● WHAT NEEDS TO BE DONE
Output the records exactly as they appear, with no pictures included.

Data tied to figure images:
▬▬▬

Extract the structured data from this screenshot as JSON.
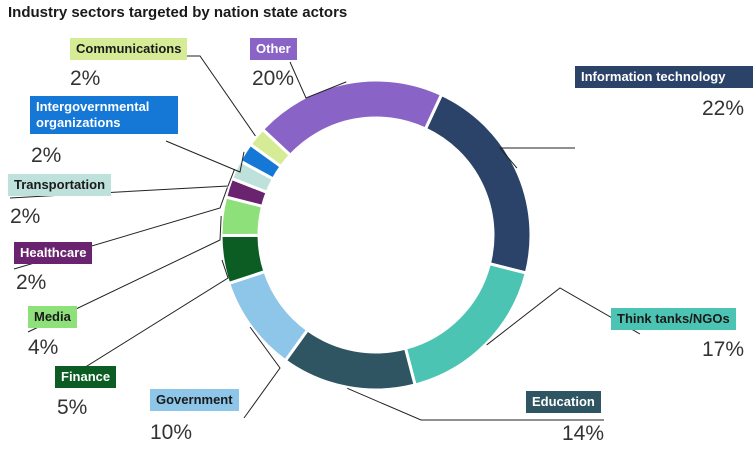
{
  "chart_data": {
    "type": "pie",
    "title": "Industry sectors targeted by nation state actors",
    "slices": [
      {
        "label": "Information technology",
        "value": 22,
        "pct": "22%",
        "color": "#2b4269",
        "text": "#ffffff"
      },
      {
        "label": "Think tanks/NGOs",
        "value": 17,
        "pct": "17%",
        "color": "#4cc4b3",
        "text": "#1a1a1a"
      },
      {
        "label": "Education",
        "value": 14,
        "pct": "14%",
        "color": "#2f5563",
        "text": "#ffffff"
      },
      {
        "label": "Government",
        "value": 10,
        "pct": "10%",
        "color": "#8dc6e8",
        "text": "#1a1a1a"
      },
      {
        "label": "Finance",
        "value": 5,
        "pct": "5%",
        "color": "#0b5d24",
        "text": "#ffffff"
      },
      {
        "label": "Media",
        "value": 4,
        "pct": "4%",
        "color": "#8ee07a",
        "text": "#1a1a1a"
      },
      {
        "label": "Healthcare",
        "value": 2,
        "pct": "2%",
        "color": "#6a236f",
        "text": "#ffffff"
      },
      {
        "label": "Transportation",
        "value": 2,
        "pct": "2%",
        "color": "#bfe1db",
        "text": "#1a1a1a"
      },
      {
        "label": "Intergovernmental organizations",
        "value": 2,
        "pct": "2%",
        "color": "#1577d6",
        "text": "#ffffff"
      },
      {
        "label": "Communications",
        "value": 2,
        "pct": "2%",
        "color": "#d6eb96",
        "text": "#1a1a1a"
      },
      {
        "label": "Other",
        "value": 20,
        "pct": "20%",
        "color": "#8a63c7",
        "text": "#ffffff"
      }
    ]
  }
}
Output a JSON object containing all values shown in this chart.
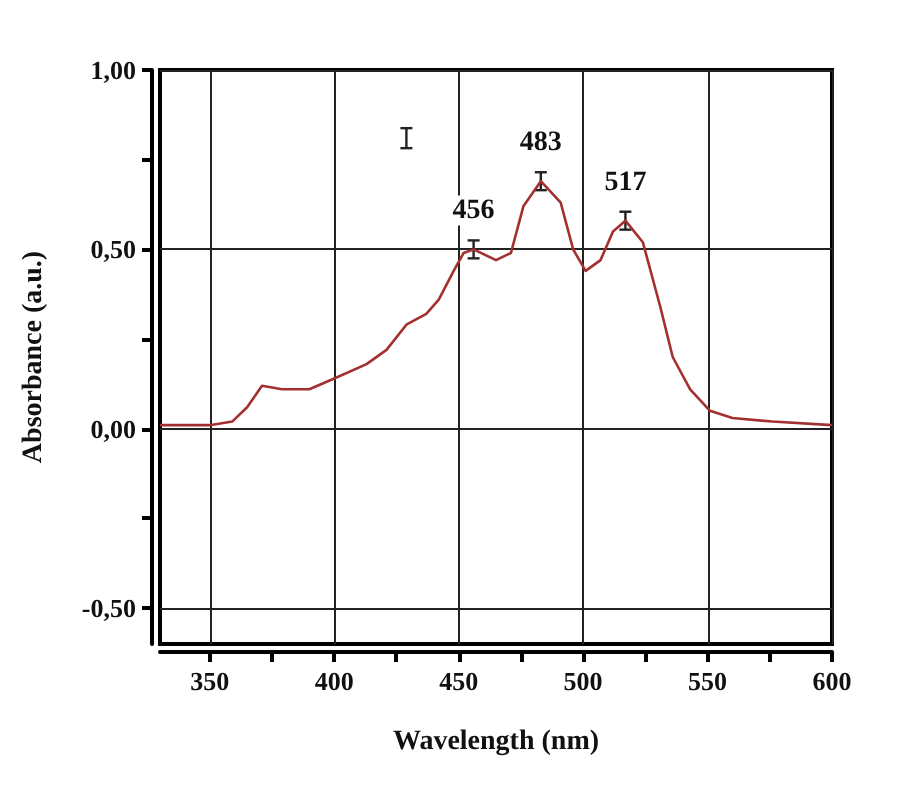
{
  "chart_data": {
    "type": "line",
    "xlabel": "Wavelength (nm)",
    "ylabel": "Absorbance (a.u.)",
    "x": [
      330,
      350,
      359,
      365,
      371,
      379,
      390,
      400,
      413,
      421,
      429,
      437,
      442,
      448,
      452,
      456,
      465,
      471,
      476,
      483,
      491,
      496,
      501,
      507,
      512,
      517,
      524,
      531,
      536,
      543,
      551,
      560,
      576,
      600
    ],
    "series": [
      {
        "color": "#a3302f",
        "values": [
          0.01,
          0.01,
          0.02,
          0.06,
          0.12,
          0.11,
          0.11,
          0.14,
          0.18,
          0.22,
          0.29,
          0.32,
          0.36,
          0.44,
          0.49,
          0.5,
          0.47,
          0.49,
          0.62,
          0.69,
          0.63,
          0.5,
          0.44,
          0.47,
          0.55,
          0.58,
          0.52,
          0.34,
          0.2,
          0.11,
          0.05,
          0.03,
          0.02,
          0.01
        ],
        "errors": [
          null,
          null,
          null,
          null,
          null,
          null,
          null,
          null,
          null,
          null,
          null,
          null,
          null,
          null,
          null,
          0.025,
          null,
          null,
          null,
          0.025,
          null,
          null,
          null,
          null,
          null,
          0.025,
          null,
          null,
          null,
          null,
          null,
          null,
          null,
          null
        ]
      }
    ],
    "xlim": [
      330,
      600
    ],
    "xticks": [
      350,
      {
        "value": 375,
        "label": null
      },
      400,
      {
        "value": 425,
        "label": null
      },
      450,
      {
        "value": 475,
        "label": null
      },
      500,
      {
        "value": 525,
        "label": null
      },
      550,
      {
        "value": 575,
        "label": null
      },
      600
    ],
    "ylim": [
      -0.6,
      1.0
    ],
    "yticks": [
      {
        "value": -0.5,
        "label": "-0,50"
      },
      {
        "value": -0.25,
        "label": null
      },
      {
        "value": 0,
        "label": "0,00"
      },
      {
        "value": 0.25,
        "label": null
      },
      {
        "value": 0.5,
        "label": "0,50"
      },
      {
        "value": 0.75,
        "label": null
      },
      {
        "value": 1.0,
        "label": "1,00"
      }
    ],
    "annotations": [
      {
        "text": "456",
        "x": 456,
        "y": 0.5
      },
      {
        "text": "483",
        "x": 483,
        "y": 0.69
      },
      {
        "text": "517",
        "x": 517,
        "y": 0.58
      }
    ],
    "grid": true,
    "marker": "none",
    "line_style": "solid"
  }
}
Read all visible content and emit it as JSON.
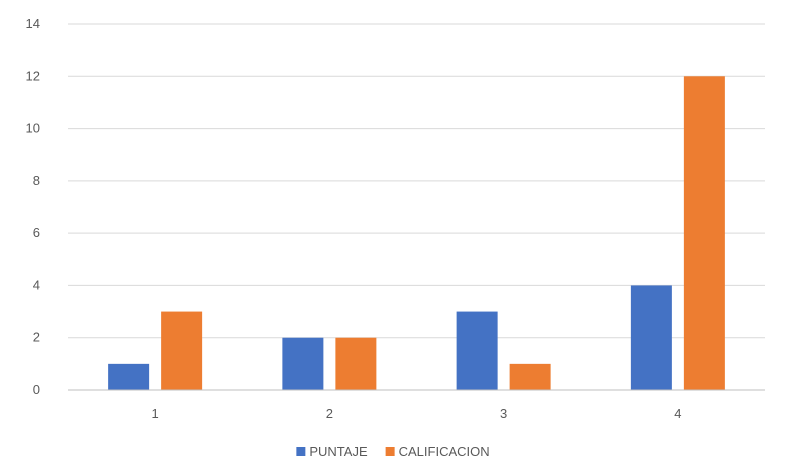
{
  "chart_data": {
    "type": "bar",
    "categories": [
      "1",
      "2",
      "3",
      "4"
    ],
    "series": [
      {
        "name": "PUNTAJE",
        "values": [
          1,
          2,
          3,
          4
        ],
        "color": "#4472c4"
      },
      {
        "name": "CALIFICACION",
        "values": [
          3,
          2,
          1,
          12
        ],
        "color": "#ed7d31"
      }
    ],
    "ylim": [
      0,
      14
    ],
    "yticks": [
      0,
      2,
      4,
      6,
      8,
      10,
      12,
      14
    ],
    "grid": true,
    "legend_position": "bottom"
  }
}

▬▬▬

● FINAL ANSWER
Extract the structured data from this screenshot as JSON.
{
  "chart_data": {
    "type": "pie",
    "title": "Industry sectors targeted by nation state actors",
    "slices": [
      {
        "label": "Information technology",
        "value": 22,
        "pct": "22%",
        "color": "#2b4269",
        "text": "#ffffff"
      },
      {
        "label": "Think tanks/NGOs",
        "value": 17,
        "pct": "17%",
        "color": "#4cc4b3",
        "text": "#1a1a1a"
      },
      {
        "label": "Education",
        "value": 14,
        "pct": "14%",
        "color": "#2f5563",
        "text": "#ffffff"
      },
      {
        "label": "Government",
        "value": 10,
        "pct": "10%",
        "color": "#8dc6e8",
        "text": "#1a1a1a"
      },
      {
        "label": "Finance",
        "value": 5,
        "pct": "5%",
        "color": "#0b5d24",
        "text": "#ffffff"
      },
      {
        "label": "Media",
        "value": 4,
        "pct": "4%",
        "color": "#8ee07a",
        "text": "#1a1a1a"
      },
      {
        "label": "Healthcare",
        "value": 2,
        "pct": "2%",
        "color": "#6a236f",
        "text": "#ffffff"
      },
      {
        "label": "Transportation",
        "value": 2,
        "pct": "2%",
        "color": "#bfe1db",
        "text": "#1a1a1a"
      },
      {
        "label": "Intergovernmental organizations",
        "value": 2,
        "pct": "2%",
        "color": "#1577d6",
        "text": "#ffffff"
      },
      {
        "label": "Communications",
        "value": 2,
        "pct": "2%",
        "color": "#d6eb96",
        "text": "#1a1a1a"
      },
      {
        "label": "Other",
        "value": 20,
        "pct": "20%",
        "color": "#8a63c7",
        "text": "#ffffff"
      }
    ]
  }
}
Output a JSON object containing all values shown in this chart.
{
  "chart_data": {
    "type": "line",
    "xlabel": "Wavelength (nm)",
    "ylabel": "Absorbance (a.u.)",
    "x": [
      330,
      350,
      359,
      365,
      371,
      379,
      390,
      400,
      413,
      421,
      429,
      437,
      442,
      448,
      452,
      456,
      465,
      471,
      476,
      483,
      491,
      496,
      501,
      507,
      512,
      517,
      524,
      531,
      536,
      543,
      551,
      560,
      576,
      600
    ],
    "series": [
      {
        "color": "#a3302f",
        "values": [
          0.01,
          0.01,
          0.02,
          0.06,
          0.12,
          0.11,
          0.11,
          0.14,
          0.18,
          0.22,
          0.29,
          0.32,
          0.36,
          0.44,
          0.49,
          0.5,
          0.47,
          0.49,
          0.62,
          0.69,
          0.63,
          0.5,
          0.44,
          0.47,
          0.55,
          0.58,
          0.52,
          0.34,
          0.2,
          0.11,
          0.05,
          0.03,
          0.02,
          0.01
        ],
        "errors": [
          null,
          null,
          null,
          null,
          null,
          null,
          null,
          null,
          null,
          null,
          null,
          null,
          null,
          null,
          null,
          0.025,
          null,
          null,
          null,
          0.025,
          null,
          null,
          null,
          null,
          null,
          0.025,
          null,
          null,
          null,
          null,
          null,
          null,
          null,
          null
        ]
      }
    ],
    "xlim": [
      330,
      600
    ],
    "xticks": [
      350,
      {
        "value": 375,
        "label": null
      },
      400,
      {
        "value": 425,
        "label": null
      },
      450,
      {
        "value": 475,
        "label": null
      },
      500,
      {
        "value": 525,
        "label": null
      },
      550,
      {
        "value": 575,
        "label": null
      },
      600
    ],
    "ylim": [
      -0.6,
      1.0
    ],
    "yticks": [
      {
        "value": -0.5,
        "label": "-0,50"
      },
      {
        "value": -0.25,
        "label": null
      },
      {
        "value": 0,
        "label": "0,00"
      },
      {
        "value": 0.25,
        "label": null
      },
      {
        "value": 0.5,
        "label": "0,50"
      },
      {
        "value": 0.75,
        "label": null
      },
      {
        "value": 1.0,
        "label": "1,00"
      }
    ],
    "annotations": [
      {
        "text": "456",
        "x": 456,
        "y": 0.5
      },
      {
        "text": "483",
        "x": 483,
        "y": 0.69
      },
      {
        "text": "517",
        "x": 517,
        "y": 0.58
      }
    ],
    "grid": true,
    "marker": "none",
    "line_style": "solid"
  }
}
Read all visible content and emit it as JSON.
{
  "chart_data": {
    "type": "bar",
    "categories": [
      "1",
      "2",
      "3",
      "4"
    ],
    "series": [
      {
        "name": "PUNTAJE",
        "values": [
          1,
          2,
          3,
          4
        ],
        "color": "#4472c4"
      },
      {
        "name": "CALIFICACION",
        "values": [
          3,
          2,
          1,
          12
        ],
        "color": "#ed7d31"
      }
    ],
    "ylim": [
      0,
      14
    ],
    "yticks": [
      0,
      2,
      4,
      6,
      8,
      10,
      12,
      14
    ],
    "grid": true,
    "legend_position": "bottom"
  }
}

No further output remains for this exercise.